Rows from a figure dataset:
○ ○ ○ ○ ○
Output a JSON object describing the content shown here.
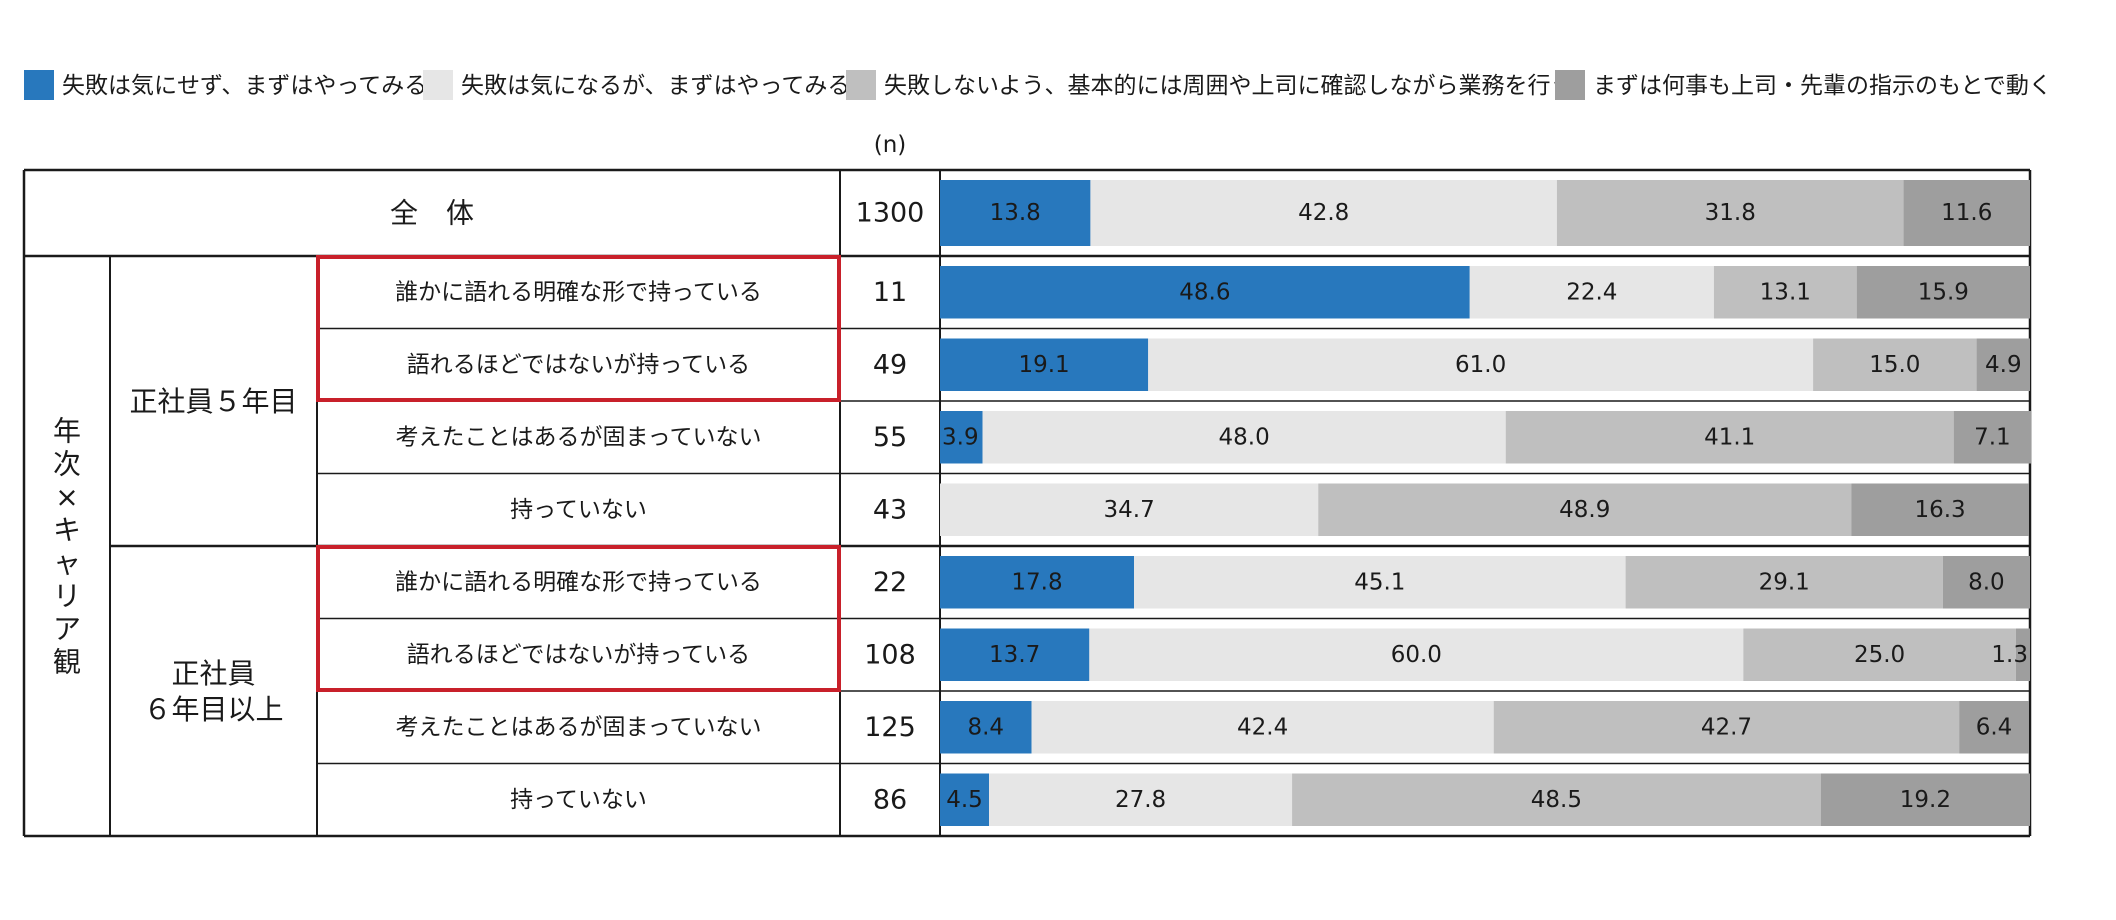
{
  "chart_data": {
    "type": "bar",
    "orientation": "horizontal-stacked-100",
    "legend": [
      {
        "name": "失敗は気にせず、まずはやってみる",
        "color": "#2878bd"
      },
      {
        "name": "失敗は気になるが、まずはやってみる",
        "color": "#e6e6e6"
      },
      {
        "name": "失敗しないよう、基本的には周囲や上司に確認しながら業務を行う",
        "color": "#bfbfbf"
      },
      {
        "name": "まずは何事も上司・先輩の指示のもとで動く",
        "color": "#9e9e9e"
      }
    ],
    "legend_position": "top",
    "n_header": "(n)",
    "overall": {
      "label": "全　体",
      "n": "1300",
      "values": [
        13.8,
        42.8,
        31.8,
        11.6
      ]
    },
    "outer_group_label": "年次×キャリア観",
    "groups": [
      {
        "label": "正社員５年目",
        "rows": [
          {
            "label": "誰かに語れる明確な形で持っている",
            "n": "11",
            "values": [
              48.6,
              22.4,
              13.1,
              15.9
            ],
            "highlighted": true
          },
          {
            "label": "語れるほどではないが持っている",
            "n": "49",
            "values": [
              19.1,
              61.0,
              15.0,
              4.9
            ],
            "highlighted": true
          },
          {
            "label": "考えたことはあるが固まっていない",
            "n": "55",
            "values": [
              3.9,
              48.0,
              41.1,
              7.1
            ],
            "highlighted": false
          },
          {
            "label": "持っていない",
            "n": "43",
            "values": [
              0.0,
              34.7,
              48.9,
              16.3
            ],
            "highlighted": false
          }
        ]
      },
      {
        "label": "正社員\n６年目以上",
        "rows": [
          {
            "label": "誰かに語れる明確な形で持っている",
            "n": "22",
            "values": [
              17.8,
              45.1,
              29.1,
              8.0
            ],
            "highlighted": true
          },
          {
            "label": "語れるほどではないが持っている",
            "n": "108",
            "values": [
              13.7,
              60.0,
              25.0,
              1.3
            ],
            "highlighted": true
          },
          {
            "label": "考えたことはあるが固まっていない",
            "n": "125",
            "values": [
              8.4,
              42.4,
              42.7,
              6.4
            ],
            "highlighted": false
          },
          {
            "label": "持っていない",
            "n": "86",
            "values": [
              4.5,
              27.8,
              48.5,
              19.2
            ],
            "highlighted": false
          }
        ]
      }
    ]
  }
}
○ ○ ○ ○ ○
> [EXERCISE GOAL] Transcribe the entries above verbatim, omitting their pictures.

> [EXERCISE SOLUTION]
Output a JSON object describing the content shown here.
{
  "chart_data": {
    "type": "bar",
    "orientation": "horizontal-stacked-100",
    "legend": [
      {
        "name": "失敗は気にせず、まずはやってみる",
        "color": "#2878bd"
      },
      {
        "name": "失敗は気になるが、まずはやってみる",
        "color": "#e6e6e6"
      },
      {
        "name": "失敗しないよう、基本的には周囲や上司に確認しながら業務を行う",
        "color": "#bfbfbf"
      },
      {
        "name": "まずは何事も上司・先輩の指示のもとで動く",
        "color": "#9e9e9e"
      }
    ],
    "legend_position": "top",
    "n_header": "(n)",
    "overall": {
      "label": "全　体",
      "n": "1300",
      "values": [
        13.8,
        42.8,
        31.8,
        11.6
      ]
    },
    "outer_group_label": "年次×キャリア観",
    "groups": [
      {
        "label": "正社員５年目",
        "rows": [
          {
            "label": "誰かに語れる明確な形で持っている",
            "n": "11",
            "values": [
              48.6,
              22.4,
              13.1,
              15.9
            ],
            "highlighted": true
          },
          {
            "label": "語れるほどではないが持っている",
            "n": "49",
            "values": [
              19.1,
              61.0,
              15.0,
              4.9
            ],
            "highlighted": true
          },
          {
            "label": "考えたことはあるが固まっていない",
            "n": "55",
            "values": [
              3.9,
              48.0,
              41.1,
              7.1
            ],
            "highlighted": false
          },
          {
            "label": "持っていない",
            "n": "43",
            "values": [
              0.0,
              34.7,
              48.9,
              16.3
            ],
            "highlighted": false
          }
        ]
      },
      {
        "label": "正社員\n６年目以上",
        "rows": [
          {
            "label": "誰かに語れる明確な形で持っている",
            "n": "22",
            "values": [
              17.8,
              45.1,
              29.1,
              8.0
            ],
            "highlighted": true
          },
          {
            "label": "語れるほどではないが持っている",
            "n": "108",
            "values": [
              13.7,
              60.0,
              25.0,
              1.3
            ],
            "highlighted": true
          },
          {
            "label": "考えたことはあるが固まっていない",
            "n": "125",
            "values": [
              8.4,
              42.4,
              42.7,
              6.4
            ],
            "highlighted": false
          },
          {
            "label": "持っていない",
            "n": "86",
            "values": [
              4.5,
              27.8,
              48.5,
              19.2
            ],
            "highlighted": false
          }
        ]
      }
    ]
  }
}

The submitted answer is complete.